----- Listing

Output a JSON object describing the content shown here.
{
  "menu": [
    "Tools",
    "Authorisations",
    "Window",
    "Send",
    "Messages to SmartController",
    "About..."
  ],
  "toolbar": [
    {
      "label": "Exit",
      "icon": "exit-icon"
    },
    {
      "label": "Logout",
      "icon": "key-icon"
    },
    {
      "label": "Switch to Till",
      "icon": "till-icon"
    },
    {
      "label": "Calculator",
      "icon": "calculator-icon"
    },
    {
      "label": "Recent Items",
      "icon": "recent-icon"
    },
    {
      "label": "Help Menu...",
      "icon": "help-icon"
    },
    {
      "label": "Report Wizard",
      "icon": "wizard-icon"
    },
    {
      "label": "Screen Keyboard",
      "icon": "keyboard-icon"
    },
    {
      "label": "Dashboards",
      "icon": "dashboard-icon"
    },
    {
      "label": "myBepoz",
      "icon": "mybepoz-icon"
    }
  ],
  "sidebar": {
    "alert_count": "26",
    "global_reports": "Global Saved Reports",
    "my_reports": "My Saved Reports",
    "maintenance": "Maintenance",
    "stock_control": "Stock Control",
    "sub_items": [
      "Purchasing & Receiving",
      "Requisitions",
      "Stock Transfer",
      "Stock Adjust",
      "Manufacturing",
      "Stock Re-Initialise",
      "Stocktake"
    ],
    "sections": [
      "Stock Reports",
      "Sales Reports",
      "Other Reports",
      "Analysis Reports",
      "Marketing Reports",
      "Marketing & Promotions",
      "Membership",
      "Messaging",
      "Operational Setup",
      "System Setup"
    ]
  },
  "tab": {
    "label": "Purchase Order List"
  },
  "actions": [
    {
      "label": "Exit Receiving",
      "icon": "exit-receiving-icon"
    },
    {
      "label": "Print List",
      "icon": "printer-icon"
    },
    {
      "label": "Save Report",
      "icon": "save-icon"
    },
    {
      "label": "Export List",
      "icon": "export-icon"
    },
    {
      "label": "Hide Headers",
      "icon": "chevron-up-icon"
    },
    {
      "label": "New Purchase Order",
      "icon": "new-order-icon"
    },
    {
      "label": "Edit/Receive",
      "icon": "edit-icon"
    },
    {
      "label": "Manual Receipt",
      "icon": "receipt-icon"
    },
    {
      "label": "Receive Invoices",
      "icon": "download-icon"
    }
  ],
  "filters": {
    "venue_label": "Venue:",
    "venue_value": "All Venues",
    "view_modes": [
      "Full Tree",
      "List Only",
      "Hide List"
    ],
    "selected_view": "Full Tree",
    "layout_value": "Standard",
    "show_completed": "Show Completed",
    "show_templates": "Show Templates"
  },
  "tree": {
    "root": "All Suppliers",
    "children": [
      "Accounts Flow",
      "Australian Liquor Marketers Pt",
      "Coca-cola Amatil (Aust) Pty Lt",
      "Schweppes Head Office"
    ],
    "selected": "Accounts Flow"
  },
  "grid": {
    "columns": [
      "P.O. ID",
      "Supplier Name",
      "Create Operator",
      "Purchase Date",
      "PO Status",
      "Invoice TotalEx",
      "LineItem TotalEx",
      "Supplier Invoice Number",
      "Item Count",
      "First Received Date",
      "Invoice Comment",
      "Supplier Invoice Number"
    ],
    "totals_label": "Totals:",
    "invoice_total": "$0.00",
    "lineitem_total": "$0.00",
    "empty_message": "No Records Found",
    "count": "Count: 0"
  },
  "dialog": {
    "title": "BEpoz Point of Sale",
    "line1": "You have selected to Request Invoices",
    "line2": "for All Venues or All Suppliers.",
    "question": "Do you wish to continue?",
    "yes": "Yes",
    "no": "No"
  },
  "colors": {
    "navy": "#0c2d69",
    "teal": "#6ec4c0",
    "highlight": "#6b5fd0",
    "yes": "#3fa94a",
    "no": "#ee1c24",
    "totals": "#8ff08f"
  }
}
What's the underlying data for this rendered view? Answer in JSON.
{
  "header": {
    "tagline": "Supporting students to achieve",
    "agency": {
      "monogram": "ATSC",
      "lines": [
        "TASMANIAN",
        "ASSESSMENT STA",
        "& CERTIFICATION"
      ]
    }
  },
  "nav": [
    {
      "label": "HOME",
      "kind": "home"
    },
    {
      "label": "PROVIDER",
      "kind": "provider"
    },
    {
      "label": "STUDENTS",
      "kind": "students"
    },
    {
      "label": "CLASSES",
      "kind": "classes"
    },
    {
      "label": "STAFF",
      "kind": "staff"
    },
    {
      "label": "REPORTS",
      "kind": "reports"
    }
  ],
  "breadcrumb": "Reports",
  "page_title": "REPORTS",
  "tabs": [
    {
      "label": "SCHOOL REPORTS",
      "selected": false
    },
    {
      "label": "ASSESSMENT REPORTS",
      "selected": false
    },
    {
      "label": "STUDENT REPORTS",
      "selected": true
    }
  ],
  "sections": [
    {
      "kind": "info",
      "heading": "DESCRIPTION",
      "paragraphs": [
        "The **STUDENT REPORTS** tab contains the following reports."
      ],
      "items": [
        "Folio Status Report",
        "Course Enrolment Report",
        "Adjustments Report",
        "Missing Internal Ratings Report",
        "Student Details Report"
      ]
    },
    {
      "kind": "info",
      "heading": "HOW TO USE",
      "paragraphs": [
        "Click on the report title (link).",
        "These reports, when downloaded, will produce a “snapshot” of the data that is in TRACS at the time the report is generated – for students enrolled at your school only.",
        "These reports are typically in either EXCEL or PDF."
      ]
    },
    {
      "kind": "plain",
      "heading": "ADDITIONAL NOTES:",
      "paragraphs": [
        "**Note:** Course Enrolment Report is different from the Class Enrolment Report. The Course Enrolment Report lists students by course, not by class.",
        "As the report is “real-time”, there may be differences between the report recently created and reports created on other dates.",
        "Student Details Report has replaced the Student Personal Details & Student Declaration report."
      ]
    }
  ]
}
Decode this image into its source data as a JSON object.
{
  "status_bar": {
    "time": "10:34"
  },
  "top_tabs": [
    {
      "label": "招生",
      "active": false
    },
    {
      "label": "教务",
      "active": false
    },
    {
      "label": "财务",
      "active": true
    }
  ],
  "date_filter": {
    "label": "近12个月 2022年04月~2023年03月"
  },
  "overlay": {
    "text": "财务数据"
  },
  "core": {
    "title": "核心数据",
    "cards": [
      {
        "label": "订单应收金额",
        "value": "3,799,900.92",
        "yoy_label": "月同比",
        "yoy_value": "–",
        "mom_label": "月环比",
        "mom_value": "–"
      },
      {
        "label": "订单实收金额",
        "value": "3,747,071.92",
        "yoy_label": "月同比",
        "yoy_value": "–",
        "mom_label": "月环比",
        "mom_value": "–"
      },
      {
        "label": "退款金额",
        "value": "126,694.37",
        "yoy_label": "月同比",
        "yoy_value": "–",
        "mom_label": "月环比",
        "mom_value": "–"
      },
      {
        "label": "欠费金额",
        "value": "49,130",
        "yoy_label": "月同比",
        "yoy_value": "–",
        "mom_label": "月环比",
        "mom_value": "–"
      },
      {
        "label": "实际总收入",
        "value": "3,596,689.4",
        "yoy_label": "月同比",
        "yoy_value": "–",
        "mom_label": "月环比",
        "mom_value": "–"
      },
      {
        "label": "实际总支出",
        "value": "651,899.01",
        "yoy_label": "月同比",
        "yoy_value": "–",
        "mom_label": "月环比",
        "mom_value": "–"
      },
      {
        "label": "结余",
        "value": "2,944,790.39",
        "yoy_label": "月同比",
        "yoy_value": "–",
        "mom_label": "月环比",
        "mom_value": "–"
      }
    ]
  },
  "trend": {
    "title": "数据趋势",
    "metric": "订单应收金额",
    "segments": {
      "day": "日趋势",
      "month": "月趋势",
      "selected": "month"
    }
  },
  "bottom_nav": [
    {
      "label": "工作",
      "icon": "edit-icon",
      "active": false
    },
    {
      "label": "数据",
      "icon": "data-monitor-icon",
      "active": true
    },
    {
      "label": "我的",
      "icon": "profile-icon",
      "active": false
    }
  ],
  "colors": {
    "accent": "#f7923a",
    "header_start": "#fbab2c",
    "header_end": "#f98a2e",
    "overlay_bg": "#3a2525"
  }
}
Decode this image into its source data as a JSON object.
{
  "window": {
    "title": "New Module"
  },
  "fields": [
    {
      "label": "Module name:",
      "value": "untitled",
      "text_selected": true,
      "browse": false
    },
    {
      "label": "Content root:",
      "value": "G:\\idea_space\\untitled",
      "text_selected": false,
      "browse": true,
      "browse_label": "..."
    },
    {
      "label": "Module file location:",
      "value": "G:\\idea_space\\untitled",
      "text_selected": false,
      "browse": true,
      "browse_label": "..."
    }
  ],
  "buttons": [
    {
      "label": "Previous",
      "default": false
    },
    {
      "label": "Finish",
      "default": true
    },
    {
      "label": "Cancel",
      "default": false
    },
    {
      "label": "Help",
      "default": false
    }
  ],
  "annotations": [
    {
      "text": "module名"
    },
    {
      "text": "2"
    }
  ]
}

----------

§ Exercise description
Reproduce every line of the listing above in which the string "Number" appears.

§ Worked solution
      "Supplier Invoice Number",
      "Supplier Invoice Number"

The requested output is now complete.